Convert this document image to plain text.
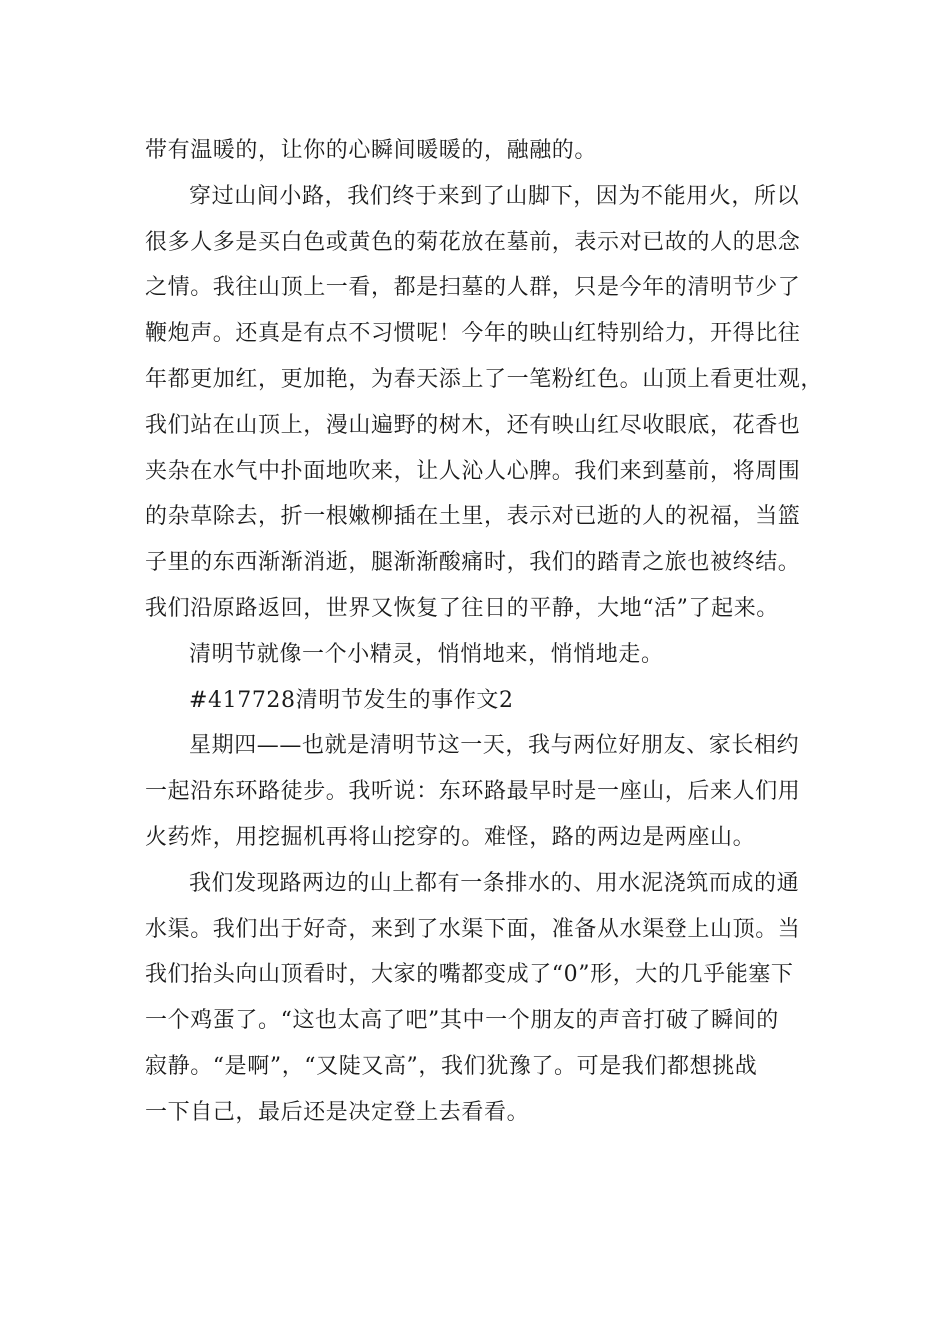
带有温暖的，让你的心瞬间暖暖的，融融的。
穿过山间小路，我们终于来到了山脚下，因为不能用火，所以
很多人多是买白色或黄色的菊花放在墓前，表示对已故的人的思念
之情。我往山顶上一看，都是扫墓的人群，只是今年的清明节少了
鞭炮声。还真是有点不习惯呢！今年的映山红特别给力，开得比往
年都更加红，更加艳，为春天添上了一笔粉红色。山顶上看更壮观，
我们站在山顶上，漫山遍野的树木，还有映山红尽收眼底，花香也
夹杂在水气中扑面地吹来，让人沁人心脾。我们来到墓前，将周围
的杂草除去，折一根嫩柳插在土里，表示对已逝的人的祝福，当篮
子里的东西渐渐消逝，腿渐渐酸痛时，我们的踏青之旅也被终结。
我们沿原路返回，世界又恢复了往日的平静，大地“活”了起来。
清明节就像一个小精灵，悄悄地来，悄悄地走。
#417728清明节发生的事作文2
星期四——也就是清明节这一天，我与两位好朋友、家长相约
一起沿东环路徒步。我听说：东环路最早时是一座山，后来人们用
火药炸，用挖掘机再将山挖穿的。难怪，路的两边是两座山。
我们发现路两边的山上都有一条排水的、用水泥浇筑而成的通
水渠。我们出于好奇，来到了水渠下面，准备从水渠登上山顶。当
我们抬头向山顶看时，大家的嘴都变成了“0”形，大的几乎能塞下
一个鸡蛋了。“这也太高了吧”其中一个朋友的声音打破了瞬间的
寂静。“是啊”，“又陡又高”，我们犹豫了。可是我们都想挑战
一下自己，最后还是决定登上去看看。
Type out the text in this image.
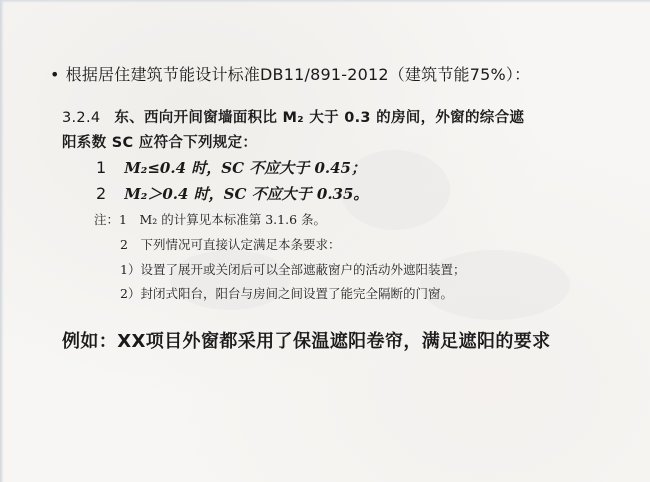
• 根据居住建筑节能设计标准DB11/891-2012（建筑节能75%）：
3.2.4 东、西向开间窗墙面积比 M₂ 大于 0.3 的房间，外窗的综合遮
阳系数 SC 应符合下列规定：
1 M₂≤0.4 时，SC 不应大于 0.45；
2 M₂＞0.4 时，SC 不应大于 0.35。
注：1　M₂ 的计算见本标准第 3.1.6 条。
2　下列情况可直接认定满足本条要求：
1）设置了展开或关闭后可以全部遮蔽窗户的活动外遮阳装置；
2）封闭式阳台，阳台与房间之间设置了能完全隔断的门窗。
例如：XX项目外窗都采用了保温遮阳卷帘，满足遮阳的要求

_ _ _ _

= TASK BRIEF =
Report how many lines of the preceding records include "this". Output the number only.

= ANSWER FOR THE TASK =
2